- Aim of the exercise -
Copy the following lines exactly.

···

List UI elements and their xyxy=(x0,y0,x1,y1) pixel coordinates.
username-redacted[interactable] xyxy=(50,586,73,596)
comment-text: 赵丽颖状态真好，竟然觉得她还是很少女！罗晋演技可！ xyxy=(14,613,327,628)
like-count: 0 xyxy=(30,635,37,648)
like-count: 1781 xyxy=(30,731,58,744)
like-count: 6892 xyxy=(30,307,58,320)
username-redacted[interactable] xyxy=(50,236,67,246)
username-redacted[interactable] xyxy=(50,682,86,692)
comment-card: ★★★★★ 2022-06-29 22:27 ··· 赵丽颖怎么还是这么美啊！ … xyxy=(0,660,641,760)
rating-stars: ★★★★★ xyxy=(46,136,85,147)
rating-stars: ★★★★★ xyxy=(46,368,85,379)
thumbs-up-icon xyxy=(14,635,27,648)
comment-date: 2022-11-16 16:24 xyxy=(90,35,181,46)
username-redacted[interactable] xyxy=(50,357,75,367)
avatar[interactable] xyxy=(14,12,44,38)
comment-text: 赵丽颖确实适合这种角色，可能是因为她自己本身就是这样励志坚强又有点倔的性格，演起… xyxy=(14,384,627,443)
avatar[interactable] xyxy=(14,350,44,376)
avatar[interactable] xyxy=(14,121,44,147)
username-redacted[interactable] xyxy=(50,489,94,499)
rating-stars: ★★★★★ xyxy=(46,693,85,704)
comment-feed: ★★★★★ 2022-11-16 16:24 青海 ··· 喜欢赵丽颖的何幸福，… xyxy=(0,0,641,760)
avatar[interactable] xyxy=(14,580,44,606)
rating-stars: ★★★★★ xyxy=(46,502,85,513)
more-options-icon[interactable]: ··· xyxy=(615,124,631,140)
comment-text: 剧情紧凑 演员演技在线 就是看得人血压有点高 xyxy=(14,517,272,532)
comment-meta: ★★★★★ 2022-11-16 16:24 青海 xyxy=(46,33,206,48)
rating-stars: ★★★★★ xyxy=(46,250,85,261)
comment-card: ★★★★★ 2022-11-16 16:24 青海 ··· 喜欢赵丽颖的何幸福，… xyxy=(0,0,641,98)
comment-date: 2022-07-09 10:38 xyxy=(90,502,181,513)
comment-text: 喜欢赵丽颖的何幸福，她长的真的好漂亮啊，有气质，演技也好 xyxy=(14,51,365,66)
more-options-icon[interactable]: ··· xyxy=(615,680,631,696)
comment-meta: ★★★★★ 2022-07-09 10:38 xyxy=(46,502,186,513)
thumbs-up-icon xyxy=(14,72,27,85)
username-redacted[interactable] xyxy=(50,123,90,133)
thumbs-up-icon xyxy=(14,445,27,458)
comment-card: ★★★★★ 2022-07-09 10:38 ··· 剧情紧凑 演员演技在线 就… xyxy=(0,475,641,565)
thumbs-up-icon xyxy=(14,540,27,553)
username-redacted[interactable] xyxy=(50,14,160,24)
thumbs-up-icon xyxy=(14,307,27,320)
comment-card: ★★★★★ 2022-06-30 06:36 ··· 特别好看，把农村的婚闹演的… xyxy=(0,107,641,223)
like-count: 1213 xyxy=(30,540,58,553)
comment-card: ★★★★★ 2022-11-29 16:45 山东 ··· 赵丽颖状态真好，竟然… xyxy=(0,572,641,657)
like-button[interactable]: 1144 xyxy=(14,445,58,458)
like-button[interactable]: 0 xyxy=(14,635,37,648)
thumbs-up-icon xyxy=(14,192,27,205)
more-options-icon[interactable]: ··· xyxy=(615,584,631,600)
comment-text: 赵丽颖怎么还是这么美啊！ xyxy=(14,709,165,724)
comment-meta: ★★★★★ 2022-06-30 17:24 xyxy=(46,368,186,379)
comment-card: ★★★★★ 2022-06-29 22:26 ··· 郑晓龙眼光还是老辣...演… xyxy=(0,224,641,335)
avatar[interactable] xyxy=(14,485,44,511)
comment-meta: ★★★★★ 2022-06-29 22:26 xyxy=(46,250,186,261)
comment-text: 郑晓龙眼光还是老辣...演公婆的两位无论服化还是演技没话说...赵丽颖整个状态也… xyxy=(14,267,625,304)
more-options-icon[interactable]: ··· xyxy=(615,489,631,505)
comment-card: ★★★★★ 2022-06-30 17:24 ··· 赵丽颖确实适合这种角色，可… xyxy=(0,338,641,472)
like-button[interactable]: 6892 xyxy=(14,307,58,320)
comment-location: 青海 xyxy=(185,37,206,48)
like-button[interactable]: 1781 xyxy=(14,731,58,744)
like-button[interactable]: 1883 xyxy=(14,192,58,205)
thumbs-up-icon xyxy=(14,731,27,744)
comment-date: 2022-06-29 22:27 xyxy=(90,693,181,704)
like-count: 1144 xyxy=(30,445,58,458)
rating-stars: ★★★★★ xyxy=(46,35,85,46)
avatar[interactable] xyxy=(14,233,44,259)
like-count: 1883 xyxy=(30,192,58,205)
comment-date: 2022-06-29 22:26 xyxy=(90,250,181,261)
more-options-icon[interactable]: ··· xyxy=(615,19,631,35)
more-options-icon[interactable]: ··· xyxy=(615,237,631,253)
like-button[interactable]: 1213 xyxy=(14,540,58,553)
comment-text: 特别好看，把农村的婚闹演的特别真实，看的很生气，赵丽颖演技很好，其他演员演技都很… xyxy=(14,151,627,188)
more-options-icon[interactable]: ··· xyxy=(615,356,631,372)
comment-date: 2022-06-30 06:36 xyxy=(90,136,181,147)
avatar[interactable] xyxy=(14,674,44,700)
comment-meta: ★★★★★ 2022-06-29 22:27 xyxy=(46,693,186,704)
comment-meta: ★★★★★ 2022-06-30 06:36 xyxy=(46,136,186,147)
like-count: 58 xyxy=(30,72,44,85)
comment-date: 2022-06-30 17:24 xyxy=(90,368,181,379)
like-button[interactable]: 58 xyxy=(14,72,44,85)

···

- Solution for this task -
List UI elements and their xyxy=(x0,y0,x1,y1) pixel coordinates.
username-redacted[interactable] xyxy=(50,586,73,596)
comment-text: 赵丽颖状态真好，竟然觉得她还是很少女！罗晋演技可！ xyxy=(14,613,327,628)
like-count: 0 xyxy=(30,635,37,648)
like-count: 1781 xyxy=(30,731,58,744)
like-count: 6892 xyxy=(30,307,58,320)
username-redacted[interactable] xyxy=(50,236,67,246)
username-redacted[interactable] xyxy=(50,682,86,692)
comment-card: ★★★★★ 2022-06-29 22:27 ··· 赵丽颖怎么还是这么美啊！ … xyxy=(0,660,641,760)
rating-stars: ★★★★★ xyxy=(46,136,85,147)
rating-stars: ★★★★★ xyxy=(46,368,85,379)
thumbs-up-icon xyxy=(14,635,27,648)
comment-date: 2022-11-16 16:24 xyxy=(90,35,181,46)
username-redacted[interactable] xyxy=(50,357,75,367)
avatar[interactable] xyxy=(14,12,44,38)
comment-text: 赵丽颖确实适合这种角色，可能是因为她自己本身就是这样励志坚强又有点倔的性格，演起… xyxy=(14,384,627,443)
avatar[interactable] xyxy=(14,350,44,376)
avatar[interactable] xyxy=(14,121,44,147)
username-redacted[interactable] xyxy=(50,489,94,499)
rating-stars: ★★★★★ xyxy=(46,693,85,704)
comment-feed: ★★★★★ 2022-11-16 16:24 青海 ··· 喜欢赵丽颖的何幸福，… xyxy=(0,0,641,760)
avatar[interactable] xyxy=(14,580,44,606)
rating-stars: ★★★★★ xyxy=(46,502,85,513)
more-options-icon[interactable]: ··· xyxy=(615,124,631,140)
comment-text: 剧情紧凑 演员演技在线 就是看得人血压有点高 xyxy=(14,517,272,532)
comment-meta: ★★★★★ 2022-11-16 16:24 青海 xyxy=(46,33,206,48)
rating-stars: ★★★★★ xyxy=(46,250,85,261)
comment-card: ★★★★★ 2022-11-16 16:24 青海 ··· 喜欢赵丽颖的何幸福，… xyxy=(0,0,641,98)
comment-date: 2022-07-09 10:38 xyxy=(90,502,181,513)
comment-text: 喜欢赵丽颖的何幸福，她长的真的好漂亮啊，有气质，演技也好 xyxy=(14,51,365,66)
more-options-icon[interactable]: ··· xyxy=(615,680,631,696)
comment-meta: ★★★★★ 2022-07-09 10:38 xyxy=(46,502,186,513)
thumbs-up-icon xyxy=(14,72,27,85)
username-redacted[interactable] xyxy=(50,123,90,133)
thumbs-up-icon xyxy=(14,445,27,458)
comment-card: ★★★★★ 2022-07-09 10:38 ··· 剧情紧凑 演员演技在线 就… xyxy=(0,475,641,565)
thumbs-up-icon xyxy=(14,540,27,553)
username-redacted[interactable] xyxy=(50,14,160,24)
thumbs-up-icon xyxy=(14,307,27,320)
comment-card: ★★★★★ 2022-06-30 06:36 ··· 特别好看，把农村的婚闹演的… xyxy=(0,107,641,223)
like-count: 1213 xyxy=(30,540,58,553)
comment-card: ★★★★★ 2022-11-29 16:45 山东 ··· 赵丽颖状态真好，竟然… xyxy=(0,572,641,657)
like-button[interactable]: 1144 xyxy=(14,445,58,458)
like-button[interactable]: 0 xyxy=(14,635,37,648)
thumbs-up-icon xyxy=(14,192,27,205)
more-options-icon[interactable]: ··· xyxy=(615,584,631,600)
comment-text: 赵丽颖怎么还是这么美啊！ xyxy=(14,709,165,724)
comment-meta: ★★★★★ 2022-06-30 17:24 xyxy=(46,368,186,379)
comment-card: ★★★★★ 2022-06-29 22:26 ··· 郑晓龙眼光还是老辣...演… xyxy=(0,224,641,335)
avatar[interactable] xyxy=(14,485,44,511)
comment-meta: ★★★★★ 2022-06-29 22:26 xyxy=(46,250,186,261)
comment-text: 郑晓龙眼光还是老辣...演公婆的两位无论服化还是演技没话说...赵丽颖整个状态也… xyxy=(14,267,625,304)
more-options-icon[interactable]: ··· xyxy=(615,489,631,505)
comment-card: ★★★★★ 2022-06-30 17:24 ··· 赵丽颖确实适合这种角色，可… xyxy=(0,338,641,472)
like-button[interactable]: 6892 xyxy=(14,307,58,320)
comment-location: 青海 xyxy=(185,37,206,48)
like-button[interactable]: 1781 xyxy=(14,731,58,744)
like-button[interactable]: 1883 xyxy=(14,192,58,205)
thumbs-up-icon xyxy=(14,731,27,744)
comment-date: 2022-06-29 22:27 xyxy=(90,693,181,704)
like-count: 1144 xyxy=(30,445,58,458)
rating-stars: ★★★★★ xyxy=(46,35,85,46)
avatar[interactable] xyxy=(14,233,44,259)
like-count: 1883 xyxy=(30,192,58,205)
comment-date: 2022-06-29 22:26 xyxy=(90,250,181,261)
more-options-icon[interactable]: ··· xyxy=(615,19,631,35)
more-options-icon[interactable]: ··· xyxy=(615,237,631,253)
like-button[interactable]: 1213 xyxy=(14,540,58,553)
comment-text: 特别好看，把农村的婚闹演的特别真实，看的很生气，赵丽颖演技很好，其他演员演技都很… xyxy=(14,151,627,188)
more-options-icon[interactable]: ··· xyxy=(615,356,631,372)
comment-date: 2022-06-30 06:36 xyxy=(90,136,181,147)
avatar[interactable] xyxy=(14,674,44,700)
comment-meta: ★★★★★ 2022-06-29 22:27 xyxy=(46,693,186,704)
comment-meta: ★★★★★ 2022-06-30 06:36 xyxy=(46,136,186,147)
like-count: 58 xyxy=(30,72,44,85)
comment-date: 2022-06-30 17:24 xyxy=(90,368,181,379)
like-button[interactable]: 58 xyxy=(14,72,44,85)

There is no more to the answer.